• Exercise instructions:
Copy each line of the records that holds the string "text".

• Entries supplied:
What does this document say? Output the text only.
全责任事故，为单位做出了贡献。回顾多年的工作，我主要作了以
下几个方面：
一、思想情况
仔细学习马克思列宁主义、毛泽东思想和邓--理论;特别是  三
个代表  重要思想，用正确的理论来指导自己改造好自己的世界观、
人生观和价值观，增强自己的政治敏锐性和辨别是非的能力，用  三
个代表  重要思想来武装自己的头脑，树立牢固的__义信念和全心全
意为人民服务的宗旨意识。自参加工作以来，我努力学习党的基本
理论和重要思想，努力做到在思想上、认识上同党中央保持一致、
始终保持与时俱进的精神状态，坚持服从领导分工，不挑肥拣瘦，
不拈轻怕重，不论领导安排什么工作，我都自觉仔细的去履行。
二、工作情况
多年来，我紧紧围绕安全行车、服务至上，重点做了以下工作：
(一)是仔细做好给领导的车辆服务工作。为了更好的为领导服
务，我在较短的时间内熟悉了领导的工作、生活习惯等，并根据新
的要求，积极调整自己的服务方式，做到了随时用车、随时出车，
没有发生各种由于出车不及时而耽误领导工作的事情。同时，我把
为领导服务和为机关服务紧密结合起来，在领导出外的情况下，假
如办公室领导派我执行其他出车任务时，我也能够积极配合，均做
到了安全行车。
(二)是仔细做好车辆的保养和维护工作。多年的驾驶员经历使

...

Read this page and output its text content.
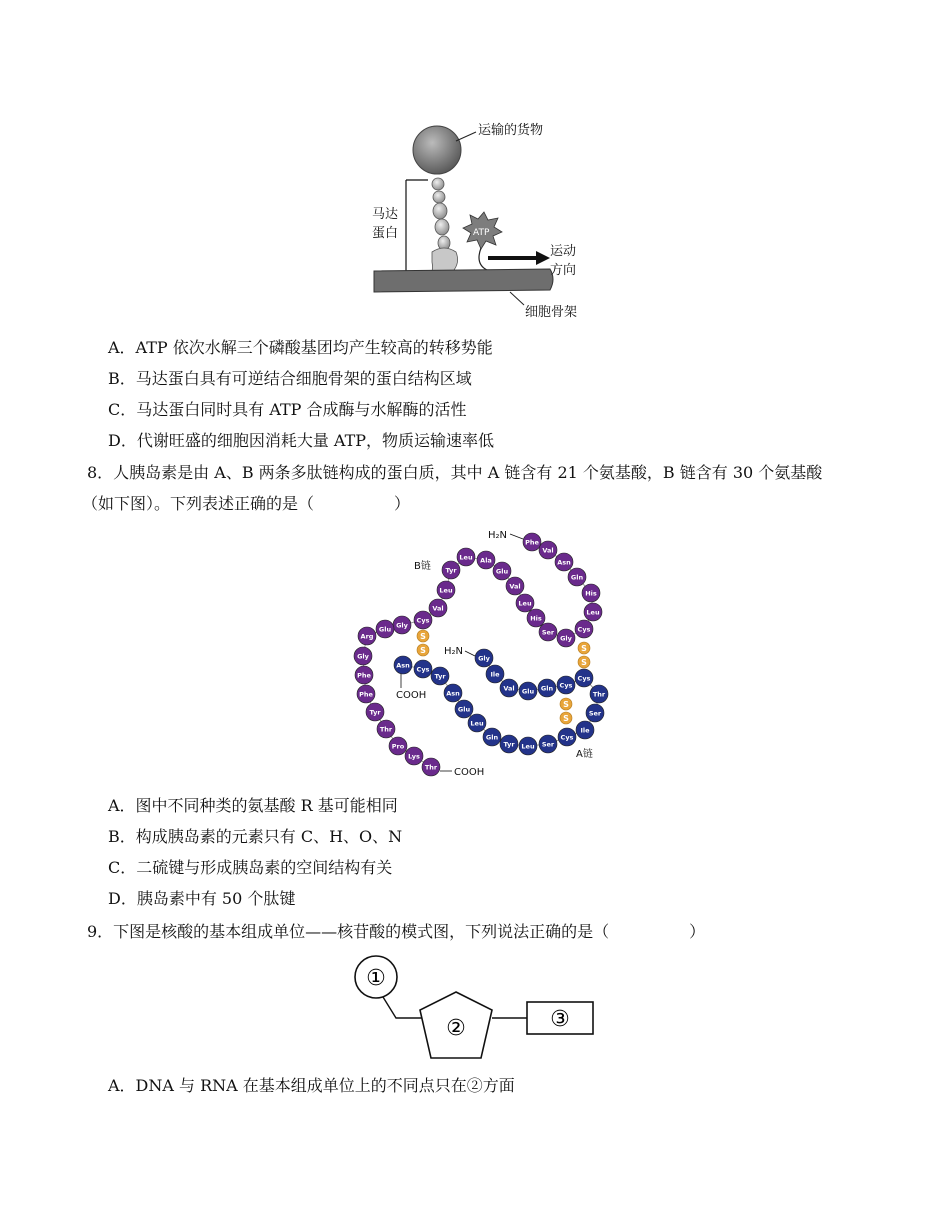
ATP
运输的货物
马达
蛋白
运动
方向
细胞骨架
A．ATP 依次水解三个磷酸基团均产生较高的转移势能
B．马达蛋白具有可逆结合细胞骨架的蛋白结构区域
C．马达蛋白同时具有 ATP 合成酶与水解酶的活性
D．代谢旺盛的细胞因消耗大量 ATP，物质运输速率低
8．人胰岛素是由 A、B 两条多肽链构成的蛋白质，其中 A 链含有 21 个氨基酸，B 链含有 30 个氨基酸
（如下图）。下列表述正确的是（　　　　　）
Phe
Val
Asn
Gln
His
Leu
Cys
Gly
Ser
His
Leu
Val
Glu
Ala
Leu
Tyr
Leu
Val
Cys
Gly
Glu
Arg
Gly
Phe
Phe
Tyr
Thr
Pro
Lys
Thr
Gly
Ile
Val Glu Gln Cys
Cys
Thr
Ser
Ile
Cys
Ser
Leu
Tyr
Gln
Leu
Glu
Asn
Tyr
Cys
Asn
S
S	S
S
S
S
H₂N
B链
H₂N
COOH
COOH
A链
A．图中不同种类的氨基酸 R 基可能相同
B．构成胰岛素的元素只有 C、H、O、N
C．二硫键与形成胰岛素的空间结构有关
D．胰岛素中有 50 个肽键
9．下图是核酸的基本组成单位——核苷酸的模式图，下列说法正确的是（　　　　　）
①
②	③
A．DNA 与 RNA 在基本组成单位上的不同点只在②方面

• Answer for this exercise:
What does this document say? Output the text only.
Read this page and output its text content.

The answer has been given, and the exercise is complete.